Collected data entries
* * *
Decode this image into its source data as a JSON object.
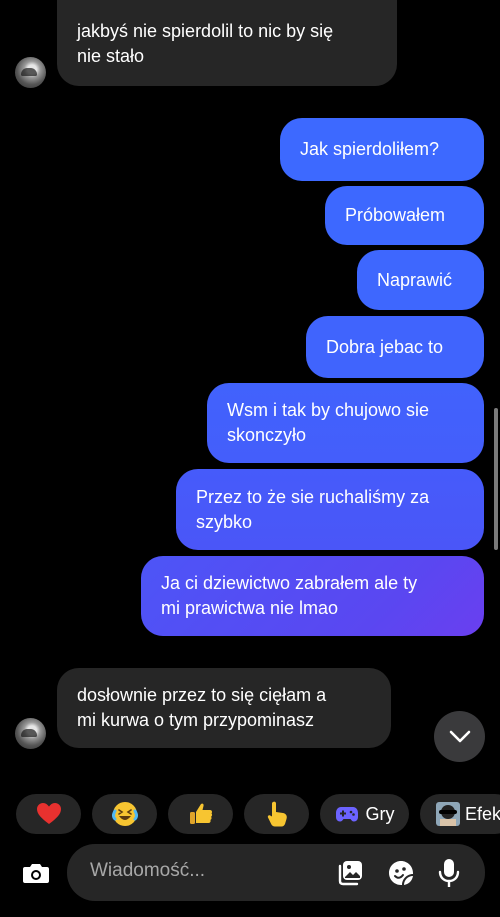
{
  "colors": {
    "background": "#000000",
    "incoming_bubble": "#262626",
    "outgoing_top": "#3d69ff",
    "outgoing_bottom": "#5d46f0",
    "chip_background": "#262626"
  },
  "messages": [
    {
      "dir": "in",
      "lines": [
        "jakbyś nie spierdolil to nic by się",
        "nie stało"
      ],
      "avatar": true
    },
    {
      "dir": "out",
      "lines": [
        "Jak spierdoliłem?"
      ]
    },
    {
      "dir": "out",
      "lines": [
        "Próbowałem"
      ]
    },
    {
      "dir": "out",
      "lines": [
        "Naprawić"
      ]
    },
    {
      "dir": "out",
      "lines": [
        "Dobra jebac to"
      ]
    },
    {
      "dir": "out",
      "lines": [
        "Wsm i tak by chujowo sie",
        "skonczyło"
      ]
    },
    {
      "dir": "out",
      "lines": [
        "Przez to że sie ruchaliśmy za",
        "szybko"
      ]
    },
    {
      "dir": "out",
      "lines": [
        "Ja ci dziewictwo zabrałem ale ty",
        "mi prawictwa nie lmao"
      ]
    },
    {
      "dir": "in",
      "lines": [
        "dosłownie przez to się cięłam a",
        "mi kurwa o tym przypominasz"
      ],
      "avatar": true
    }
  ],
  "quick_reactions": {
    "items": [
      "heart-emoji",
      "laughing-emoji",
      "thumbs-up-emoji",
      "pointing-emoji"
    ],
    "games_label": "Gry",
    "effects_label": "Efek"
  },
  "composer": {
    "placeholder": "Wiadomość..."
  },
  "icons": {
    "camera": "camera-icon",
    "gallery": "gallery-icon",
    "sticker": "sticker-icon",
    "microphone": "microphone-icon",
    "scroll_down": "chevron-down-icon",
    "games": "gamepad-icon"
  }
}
* * *
Omit all pictures while transcribing the entries verbatim.

▸ Task result:
Decode this image into its source data as a JSON object.
{
  "colors": {
    "background": "#000000",
    "incoming_bubble": "#262626",
    "outgoing_top": "#3d69ff",
    "outgoing_bottom": "#5d46f0",
    "chip_background": "#262626"
  },
  "messages": [
    {
      "dir": "in",
      "lines": [
        "jakbyś nie spierdolil to nic by się",
        "nie stało"
      ],
      "avatar": true
    },
    {
      "dir": "out",
      "lines": [
        "Jak spierdoliłem?"
      ]
    },
    {
      "dir": "out",
      "lines": [
        "Próbowałem"
      ]
    },
    {
      "dir": "out",
      "lines": [
        "Naprawić"
      ]
    },
    {
      "dir": "out",
      "lines": [
        "Dobra jebac to"
      ]
    },
    {
      "dir": "out",
      "lines": [
        "Wsm i tak by chujowo sie",
        "skonczyło"
      ]
    },
    {
      "dir": "out",
      "lines": [
        "Przez to że sie ruchaliśmy za",
        "szybko"
      ]
    },
    {
      "dir": "out",
      "lines": [
        "Ja ci dziewictwo zabrałem ale ty",
        "mi prawictwa nie lmao"
      ]
    },
    {
      "dir": "in",
      "lines": [
        "dosłownie przez to się cięłam a",
        "mi kurwa o tym przypominasz"
      ],
      "avatar": true
    }
  ],
  "quick_reactions": {
    "items": [
      "heart-emoji",
      "laughing-emoji",
      "thumbs-up-emoji",
      "pointing-emoji"
    ],
    "games_label": "Gry",
    "effects_label": "Efek"
  },
  "composer": {
    "placeholder": "Wiadomość..."
  },
  "icons": {
    "camera": "camera-icon",
    "gallery": "gallery-icon",
    "sticker": "sticker-icon",
    "microphone": "microphone-icon",
    "scroll_down": "chevron-down-icon",
    "games": "gamepad-icon"
  }
}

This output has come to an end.